◆ OBJECTIVE: Restate the listing that follows word for word, without its pictures.

◆ SUPPLIED DATA:
-- start --
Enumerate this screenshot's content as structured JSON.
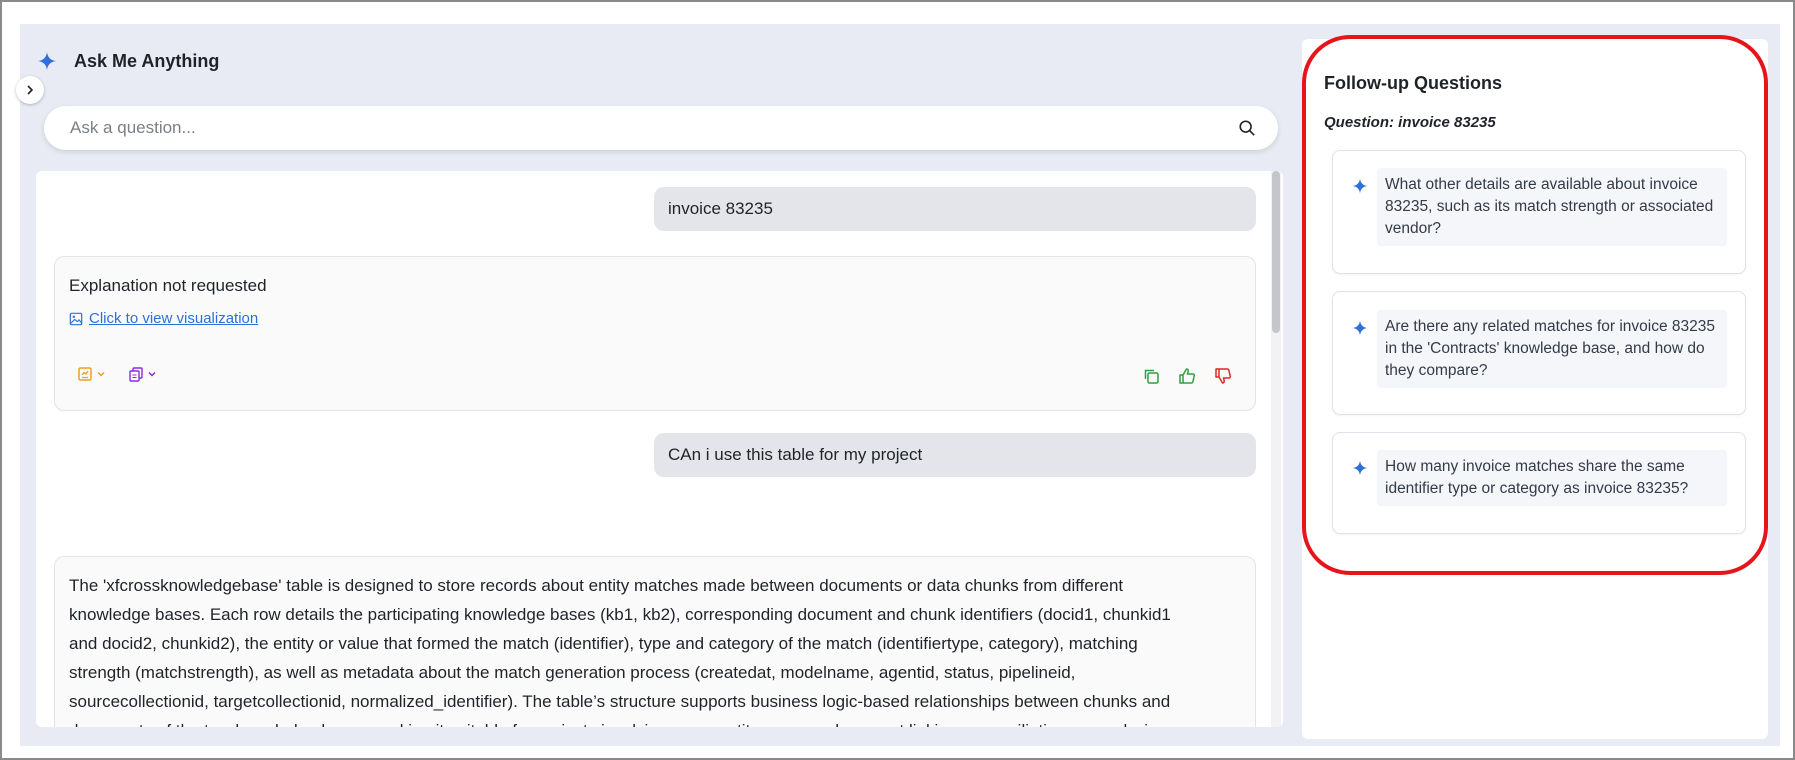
{
  "header": {
    "title": "Ask Me Anything"
  },
  "search": {
    "placeholder": "Ask a question..."
  },
  "chat": {
    "messages": [
      {
        "user": "invoice 83235",
        "answer": {
          "text": "Explanation not requested",
          "link": "Click to view visualization"
        }
      },
      {
        "user": "CAn i use this table for my project",
        "answer": {
          "lines": [
            "The 'xfcrossknowledgebase' table is designed to store records about entity matches made between documents or data chunks from different",
            "knowledge bases. Each row details the participating knowledge bases (kb1, kb2), corresponding document and chunk identifiers (docid1, chunkid1",
            "and docid2, chunkid2), the entity or value that formed the match (identifier), type and category of the match (identifiertype, category), matching",
            "strength (matchstrength), as well as metadata about the match generation process (createdat, modelname, agentid, status, pipelineid,",
            "sourcecollectionid, targetcollectionid, normalized_identifier). The table’s structure supports business logic-based relationships between chunks and",
            "documents of the two knowledge bases, making it suitable for projects involving cross-entity or cross-document linking, reconciliation, or analysis"
          ]
        }
      }
    ]
  },
  "followup": {
    "title": "Follow-up Questions",
    "question_label": "Question: invoice 83235",
    "items": [
      {
        "text": "What other details are available about invoice 83235, such as its match strength or associated vendor?"
      },
      {
        "text": "Are there any related matches for invoice 83235 in the 'Contracts' knowledge base, and how do they compare?"
      },
      {
        "text": "How many invoice matches share the same identifier type or category as invoice 83235?"
      }
    ]
  },
  "colors": {
    "accent_blue": "#2f6fdb",
    "highlight_red": "#e8141b",
    "report_icon_orange": "#f0a020",
    "copy_menu_purple": "#8a2be2",
    "feedback_green": "#2e9e3e",
    "feedback_red": "#e0242a"
  },
  "icons": {
    "sparkle": "sparkle-icon",
    "search": "search-icon",
    "collapse": "chevron-right-icon",
    "visualization": "image-icon",
    "report": "report-icon",
    "copy_menu": "copy-stack-icon",
    "copy": "copy-icon",
    "like": "thumbs-up-icon",
    "dislike": "thumbs-down-icon"
  }
}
-- end --
◆ COMPLETE ANSWER:
Enumerate this screenshot's content as structured JSON.
{
  "header": {
    "title": "Ask Me Anything"
  },
  "search": {
    "placeholder": "Ask a question..."
  },
  "chat": {
    "messages": [
      {
        "user": "invoice 83235",
        "answer": {
          "text": "Explanation not requested",
          "link": "Click to view visualization"
        }
      },
      {
        "user": "CAn i use this table for my project",
        "answer": {
          "lines": [
            "The 'xfcrossknowledgebase' table is designed to store records about entity matches made between documents or data chunks from different",
            "knowledge bases. Each row details the participating knowledge bases (kb1, kb2), corresponding document and chunk identifiers (docid1, chunkid1",
            "and docid2, chunkid2), the entity or value that formed the match (identifier), type and category of the match (identifiertype, category), matching",
            "strength (matchstrength), as well as metadata about the match generation process (createdat, modelname, agentid, status, pipelineid,",
            "sourcecollectionid, targetcollectionid, normalized_identifier). The table’s structure supports business logic-based relationships between chunks and",
            "documents of the two knowledge bases, making it suitable for projects involving cross-entity or cross-document linking, reconciliation, or analysis"
          ]
        }
      }
    ]
  },
  "followup": {
    "title": "Follow-up Questions",
    "question_label": "Question: invoice 83235",
    "items": [
      {
        "text": "What other details are available about invoice 83235, such as its match strength or associated vendor?"
      },
      {
        "text": "Are there any related matches for invoice 83235 in the 'Contracts' knowledge base, and how do they compare?"
      },
      {
        "text": "How many invoice matches share the same identifier type or category as invoice 83235?"
      }
    ]
  },
  "colors": {
    "accent_blue": "#2f6fdb",
    "highlight_red": "#e8141b",
    "report_icon_orange": "#f0a020",
    "copy_menu_purple": "#8a2be2",
    "feedback_green": "#2e9e3e",
    "feedback_red": "#e0242a"
  },
  "icons": {
    "sparkle": "sparkle-icon",
    "search": "search-icon",
    "collapse": "chevron-right-icon",
    "visualization": "image-icon",
    "report": "report-icon",
    "copy_menu": "copy-stack-icon",
    "copy": "copy-icon",
    "like": "thumbs-up-icon",
    "dislike": "thumbs-down-icon"
  }
}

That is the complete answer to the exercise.